§ REQUIREMENTS
Print the listing below in its entirety, character for character.

§ EXTRACTED RECORDS
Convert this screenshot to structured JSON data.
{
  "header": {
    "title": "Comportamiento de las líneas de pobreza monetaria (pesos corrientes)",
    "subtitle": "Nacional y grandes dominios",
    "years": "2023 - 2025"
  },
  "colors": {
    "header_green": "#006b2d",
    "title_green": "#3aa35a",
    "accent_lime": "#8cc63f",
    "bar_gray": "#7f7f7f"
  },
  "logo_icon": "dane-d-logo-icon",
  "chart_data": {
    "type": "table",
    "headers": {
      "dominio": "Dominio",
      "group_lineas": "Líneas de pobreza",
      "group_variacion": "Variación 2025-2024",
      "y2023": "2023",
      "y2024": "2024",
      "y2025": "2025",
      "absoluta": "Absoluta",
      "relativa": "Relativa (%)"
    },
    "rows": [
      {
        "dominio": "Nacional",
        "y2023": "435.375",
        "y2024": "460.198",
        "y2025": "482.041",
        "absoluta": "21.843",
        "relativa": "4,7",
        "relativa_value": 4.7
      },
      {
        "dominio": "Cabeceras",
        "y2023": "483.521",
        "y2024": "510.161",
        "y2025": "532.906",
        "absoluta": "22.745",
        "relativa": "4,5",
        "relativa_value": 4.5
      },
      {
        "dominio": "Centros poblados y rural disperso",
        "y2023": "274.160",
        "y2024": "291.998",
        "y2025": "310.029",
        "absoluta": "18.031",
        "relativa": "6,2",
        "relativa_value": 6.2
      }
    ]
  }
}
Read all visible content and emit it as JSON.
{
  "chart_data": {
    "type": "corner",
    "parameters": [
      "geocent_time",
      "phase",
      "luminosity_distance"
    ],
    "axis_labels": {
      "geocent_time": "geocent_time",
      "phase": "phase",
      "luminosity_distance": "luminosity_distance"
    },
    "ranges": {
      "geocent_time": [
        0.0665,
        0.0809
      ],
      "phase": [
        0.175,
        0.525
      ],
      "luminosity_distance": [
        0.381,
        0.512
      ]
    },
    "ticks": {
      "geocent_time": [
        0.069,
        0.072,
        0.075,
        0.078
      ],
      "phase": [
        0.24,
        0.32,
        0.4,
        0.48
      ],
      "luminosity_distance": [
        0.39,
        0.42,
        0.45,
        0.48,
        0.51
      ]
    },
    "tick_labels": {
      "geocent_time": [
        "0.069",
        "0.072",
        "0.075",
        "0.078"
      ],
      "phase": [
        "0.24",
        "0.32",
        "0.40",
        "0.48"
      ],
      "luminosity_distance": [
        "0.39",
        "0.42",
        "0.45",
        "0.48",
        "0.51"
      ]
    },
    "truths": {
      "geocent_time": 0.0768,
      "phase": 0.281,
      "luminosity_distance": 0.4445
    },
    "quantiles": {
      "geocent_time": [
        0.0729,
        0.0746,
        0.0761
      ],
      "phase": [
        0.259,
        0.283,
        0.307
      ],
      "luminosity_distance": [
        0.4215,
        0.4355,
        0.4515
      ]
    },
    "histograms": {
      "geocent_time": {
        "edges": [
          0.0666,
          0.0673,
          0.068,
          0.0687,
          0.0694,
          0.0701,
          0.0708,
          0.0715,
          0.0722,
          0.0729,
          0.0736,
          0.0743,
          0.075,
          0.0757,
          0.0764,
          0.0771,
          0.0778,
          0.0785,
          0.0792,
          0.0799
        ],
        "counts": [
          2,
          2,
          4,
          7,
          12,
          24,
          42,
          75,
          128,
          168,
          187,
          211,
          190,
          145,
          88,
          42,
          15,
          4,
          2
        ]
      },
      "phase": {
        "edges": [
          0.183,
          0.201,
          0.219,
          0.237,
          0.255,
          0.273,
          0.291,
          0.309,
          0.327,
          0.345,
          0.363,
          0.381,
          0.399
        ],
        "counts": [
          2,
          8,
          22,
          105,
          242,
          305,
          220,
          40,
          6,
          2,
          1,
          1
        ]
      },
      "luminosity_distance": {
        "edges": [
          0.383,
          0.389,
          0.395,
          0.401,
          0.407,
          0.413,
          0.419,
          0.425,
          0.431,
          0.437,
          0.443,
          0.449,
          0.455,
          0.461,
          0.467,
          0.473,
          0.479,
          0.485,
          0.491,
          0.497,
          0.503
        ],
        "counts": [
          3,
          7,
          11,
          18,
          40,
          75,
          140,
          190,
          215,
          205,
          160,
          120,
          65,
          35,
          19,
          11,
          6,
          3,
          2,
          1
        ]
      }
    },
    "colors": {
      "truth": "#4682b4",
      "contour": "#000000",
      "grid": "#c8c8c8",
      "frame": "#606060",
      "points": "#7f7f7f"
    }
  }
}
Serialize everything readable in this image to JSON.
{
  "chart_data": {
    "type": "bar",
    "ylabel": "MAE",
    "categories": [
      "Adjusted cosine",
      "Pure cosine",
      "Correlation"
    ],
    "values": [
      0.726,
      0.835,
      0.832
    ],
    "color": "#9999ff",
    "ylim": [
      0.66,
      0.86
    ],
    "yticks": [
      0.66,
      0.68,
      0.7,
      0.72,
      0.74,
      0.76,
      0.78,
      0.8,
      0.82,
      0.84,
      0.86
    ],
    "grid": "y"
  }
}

§ PROBLEM SOLUTION
Convert this screenshot to structured JSON data.
{
  "header": {
    "title": "Comportamiento de las líneas de pobreza monetaria (pesos corrientes)",
    "subtitle": "Nacional y grandes dominios",
    "years": "2023 - 2025"
  },
  "colors": {
    "header_green": "#006b2d",
    "title_green": "#3aa35a",
    "accent_lime": "#8cc63f",
    "bar_gray": "#7f7f7f"
  },
  "logo_icon": "dane-d-logo-icon",
  "chart_data": {
    "type": "table",
    "headers": {
      "dominio": "Dominio",
      "group_lineas": "Líneas de pobreza",
      "group_variacion": "Variación 2025-2024",
      "y2023": "2023",
      "y2024": "2024",
      "y2025": "2025",
      "absoluta": "Absoluta",
      "relativa": "Relativa (%)"
    },
    "rows": [
      {
        "dominio": "Nacional",
        "y2023": "435.375",
        "y2024": "460.198",
        "y2025": "482.041",
        "absoluta": "21.843",
        "relativa": "4,7",
        "relativa_value": 4.7
      },
      {
        "dominio": "Cabeceras",
        "y2023": "483.521",
        "y2024": "510.161",
        "y2025": "532.906",
        "absoluta": "22.745",
        "relativa": "4,5",
        "relativa_value": 4.5
      },
      {
        "dominio": "Centros poblados y rural disperso",
        "y2023": "274.160",
        "y2024": "291.998",
        "y2025": "310.029",
        "absoluta": "18.031",
        "relativa": "6,2",
        "relativa_value": 6.2
      }
    ]
  }
}
Read all visible content and emit it as JSON.
{
  "chart_data": {
    "type": "corner",
    "parameters": [
      "geocent_time",
      "phase",
      "luminosity_distance"
    ],
    "axis_labels": {
      "geocent_time": "geocent_time",
      "phase": "phase",
      "luminosity_distance": "luminosity_distance"
    },
    "ranges": {
      "geocent_time": [
        0.0665,
        0.0809
      ],
      "phase": [
        0.175,
        0.525
      ],
      "luminosity_distance": [
        0.381,
        0.512
      ]
    },
    "ticks": {
      "geocent_time": [
        0.069,
        0.072,
        0.075,
        0.078
      ],
      "phase": [
        0.24,
        0.32,
        0.4,
        0.48
      ],
      "luminosity_distance": [
        0.39,
        0.42,
        0.45,
        0.48,
        0.51
      ]
    },
    "tick_labels": {
      "geocent_time": [
        "0.069",
        "0.072",
        "0.075",
        "0.078"
      ],
      "phase": [
        "0.24",
        "0.32",
        "0.40",
        "0.48"
      ],
      "luminosity_distance": [
        "0.39",
        "0.42",
        "0.45",
        "0.48",
        "0.51"
      ]
    },
    "truths": {
      "geocent_time": 0.0768,
      "phase": 0.281,
      "luminosity_distance": 0.4445
    },
    "quantiles": {
      "geocent_time": [
        0.0729,
        0.0746,
        0.0761
      ],
      "phase": [
        0.259,
        0.283,
        0.307
      ],
      "luminosity_distance": [
        0.4215,
        0.4355,
        0.4515
      ]
    },
    "histograms": {
      "geocent_time": {
        "edges": [
          0.0666,
          0.0673,
          0.068,
          0.0687,
          0.0694,
          0.0701,
          0.0708,
          0.0715,
          0.0722,
          0.0729,
          0.0736,
          0.0743,
          0.075,
          0.0757,
          0.0764,
          0.0771,
          0.0778,
          0.0785,
          0.0792,
          0.0799
        ],
        "counts": [
          2,
          2,
          4,
          7,
          12,
          24,
          42,
          75,
          128,
          168,
          187,
          211,
          190,
          145,
          88,
          42,
          15,
          4,
          2
        ]
      },
      "phase": {
        "edges": [
          0.183,
          0.201,
          0.219,
          0.237,
          0.255,
          0.273,
          0.291,
          0.309,
          0.327,
          0.345,
          0.363,
          0.381,
          0.399
        ],
        "counts": [
          2,
          8,
          22,
          105,
          242,
          305,
          220,
          40,
          6,
          2,
          1,
          1
        ]
      },
      "luminosity_distance": {
        "edges": [
          0.383,
          0.389,
          0.395,
          0.401,
          0.407,
          0.413,
          0.419,
          0.425,
          0.431,
          0.437,
          0.443,
          0.449,
          0.455,
          0.461,
          0.467,
          0.473,
          0.479,
          0.485,
          0.491,
          0.497,
          0.503
        ],
        "counts": [
          3,
          7,
          11,
          18,
          40,
          75,
          140,
          190,
          215,
          205,
          160,
          120,
          65,
          35,
          19,
          11,
          6,
          3,
          2,
          1
        ]
      }
    },
    "colors": {
      "truth": "#4682b4",
      "contour": "#000000",
      "grid": "#c8c8c8",
      "frame": "#606060",
      "points": "#7f7f7f"
    }
  }
}
Serialize everything readable in this image to JSON.
{
  "chart_data": {
    "type": "bar",
    "ylabel": "MAE",
    "categories": [
      "Adjusted cosine",
      "Pure cosine",
      "Correlation"
    ],
    "values": [
      0.726,
      0.835,
      0.832
    ],
    "color": "#9999ff",
    "ylim": [
      0.66,
      0.86
    ],
    "yticks": [
      0.66,
      0.68,
      0.7,
      0.72,
      0.74,
      0.76,
      0.78,
      0.8,
      0.82,
      0.84,
      0.86
    ],
    "grid": "y"
  }
}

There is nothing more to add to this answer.